Stated problem —
Exclude any images and output the remaining records exactly.

** START OF Provided material **

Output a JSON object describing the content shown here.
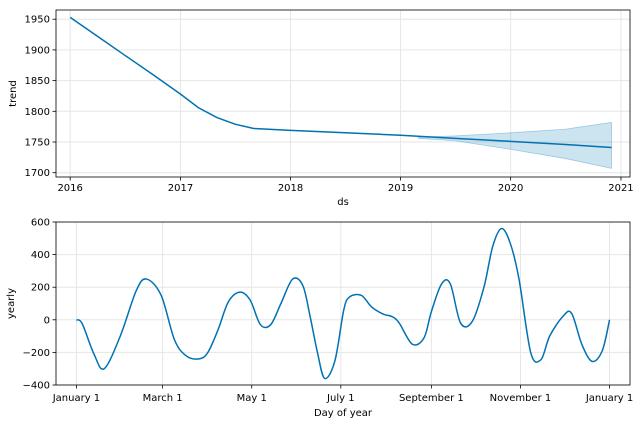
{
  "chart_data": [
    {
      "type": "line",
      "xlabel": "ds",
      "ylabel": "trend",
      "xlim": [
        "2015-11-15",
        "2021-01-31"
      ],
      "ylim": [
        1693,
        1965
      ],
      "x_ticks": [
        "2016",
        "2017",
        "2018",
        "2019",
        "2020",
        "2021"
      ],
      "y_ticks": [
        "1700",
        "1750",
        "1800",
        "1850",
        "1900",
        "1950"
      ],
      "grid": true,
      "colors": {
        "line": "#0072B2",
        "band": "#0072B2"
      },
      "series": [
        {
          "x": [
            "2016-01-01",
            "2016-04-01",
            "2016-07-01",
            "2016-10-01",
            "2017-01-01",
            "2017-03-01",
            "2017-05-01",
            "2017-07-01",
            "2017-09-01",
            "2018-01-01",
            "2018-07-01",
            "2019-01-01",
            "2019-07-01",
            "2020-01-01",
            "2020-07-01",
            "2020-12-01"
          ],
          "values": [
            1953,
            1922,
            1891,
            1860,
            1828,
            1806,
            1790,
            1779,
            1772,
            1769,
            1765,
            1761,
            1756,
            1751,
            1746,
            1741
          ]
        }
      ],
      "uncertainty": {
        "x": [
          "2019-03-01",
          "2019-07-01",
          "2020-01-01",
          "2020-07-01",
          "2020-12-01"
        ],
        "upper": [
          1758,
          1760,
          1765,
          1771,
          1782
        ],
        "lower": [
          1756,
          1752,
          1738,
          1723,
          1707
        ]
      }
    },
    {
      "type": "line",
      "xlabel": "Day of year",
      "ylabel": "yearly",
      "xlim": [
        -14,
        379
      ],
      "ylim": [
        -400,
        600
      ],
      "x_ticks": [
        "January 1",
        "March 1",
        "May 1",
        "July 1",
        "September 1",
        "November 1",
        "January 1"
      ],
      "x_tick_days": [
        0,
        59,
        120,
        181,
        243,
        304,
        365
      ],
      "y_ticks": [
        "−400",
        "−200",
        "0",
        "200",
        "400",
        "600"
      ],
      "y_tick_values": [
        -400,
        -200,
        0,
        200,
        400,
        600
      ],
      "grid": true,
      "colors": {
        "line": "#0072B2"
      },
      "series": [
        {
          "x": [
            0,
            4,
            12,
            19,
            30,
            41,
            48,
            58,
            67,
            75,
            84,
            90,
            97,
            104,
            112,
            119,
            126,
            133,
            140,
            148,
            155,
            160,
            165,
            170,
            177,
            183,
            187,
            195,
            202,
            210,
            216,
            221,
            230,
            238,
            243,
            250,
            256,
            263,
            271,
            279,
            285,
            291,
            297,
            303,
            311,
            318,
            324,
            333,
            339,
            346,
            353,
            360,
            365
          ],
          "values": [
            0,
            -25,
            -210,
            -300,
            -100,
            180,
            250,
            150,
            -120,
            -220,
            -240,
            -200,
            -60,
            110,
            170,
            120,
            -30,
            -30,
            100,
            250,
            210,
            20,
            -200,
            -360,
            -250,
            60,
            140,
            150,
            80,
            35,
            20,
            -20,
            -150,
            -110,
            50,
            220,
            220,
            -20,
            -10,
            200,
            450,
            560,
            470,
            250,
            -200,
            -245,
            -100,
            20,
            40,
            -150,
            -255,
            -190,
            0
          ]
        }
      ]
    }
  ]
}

** END OF Provided material **

Problem solution —
Output a JSON object describing the content shown here.
{
  "chart_data": [
    {
      "type": "line",
      "xlabel": "ds",
      "ylabel": "trend",
      "xlim": [
        "2015-11-15",
        "2021-01-31"
      ],
      "ylim": [
        1693,
        1965
      ],
      "x_ticks": [
        "2016",
        "2017",
        "2018",
        "2019",
        "2020",
        "2021"
      ],
      "y_ticks": [
        "1700",
        "1750",
        "1800",
        "1850",
        "1900",
        "1950"
      ],
      "grid": true,
      "colors": {
        "line": "#0072B2",
        "band": "#0072B2"
      },
      "series": [
        {
          "x": [
            "2016-01-01",
            "2016-04-01",
            "2016-07-01",
            "2016-10-01",
            "2017-01-01",
            "2017-03-01",
            "2017-05-01",
            "2017-07-01",
            "2017-09-01",
            "2018-01-01",
            "2018-07-01",
            "2019-01-01",
            "2019-07-01",
            "2020-01-01",
            "2020-07-01",
            "2020-12-01"
          ],
          "values": [
            1953,
            1922,
            1891,
            1860,
            1828,
            1806,
            1790,
            1779,
            1772,
            1769,
            1765,
            1761,
            1756,
            1751,
            1746,
            1741
          ]
        }
      ],
      "uncertainty": {
        "x": [
          "2019-03-01",
          "2019-07-01",
          "2020-01-01",
          "2020-07-01",
          "2020-12-01"
        ],
        "upper": [
          1758,
          1760,
          1765,
          1771,
          1782
        ],
        "lower": [
          1756,
          1752,
          1738,
          1723,
          1707
        ]
      }
    },
    {
      "type": "line",
      "xlabel": "Day of year",
      "ylabel": "yearly",
      "xlim": [
        -14,
        379
      ],
      "ylim": [
        -400,
        600
      ],
      "x_ticks": [
        "January 1",
        "March 1",
        "May 1",
        "July 1",
        "September 1",
        "November 1",
        "January 1"
      ],
      "x_tick_days": [
        0,
        59,
        120,
        181,
        243,
        304,
        365
      ],
      "y_ticks": [
        "−400",
        "−200",
        "0",
        "200",
        "400",
        "600"
      ],
      "y_tick_values": [
        -400,
        -200,
        0,
        200,
        400,
        600
      ],
      "grid": true,
      "colors": {
        "line": "#0072B2"
      },
      "series": [
        {
          "x": [
            0,
            4,
            12,
            19,
            30,
            41,
            48,
            58,
            67,
            75,
            84,
            90,
            97,
            104,
            112,
            119,
            126,
            133,
            140,
            148,
            155,
            160,
            165,
            170,
            177,
            183,
            187,
            195,
            202,
            210,
            216,
            221,
            230,
            238,
            243,
            250,
            256,
            263,
            271,
            279,
            285,
            291,
            297,
            303,
            311,
            318,
            324,
            333,
            339,
            346,
            353,
            360,
            365
          ],
          "values": [
            0,
            -25,
            -210,
            -300,
            -100,
            180,
            250,
            150,
            -120,
            -220,
            -240,
            -200,
            -60,
            110,
            170,
            120,
            -30,
            -30,
            100,
            250,
            210,
            20,
            -200,
            -360,
            -250,
            60,
            140,
            150,
            80,
            35,
            20,
            -20,
            -150,
            -110,
            50,
            220,
            220,
            -20,
            -10,
            200,
            450,
            560,
            470,
            250,
            -200,
            -245,
            -100,
            20,
            40,
            -150,
            -255,
            -190,
            0
          ]
        }
      ]
    }
  ]
}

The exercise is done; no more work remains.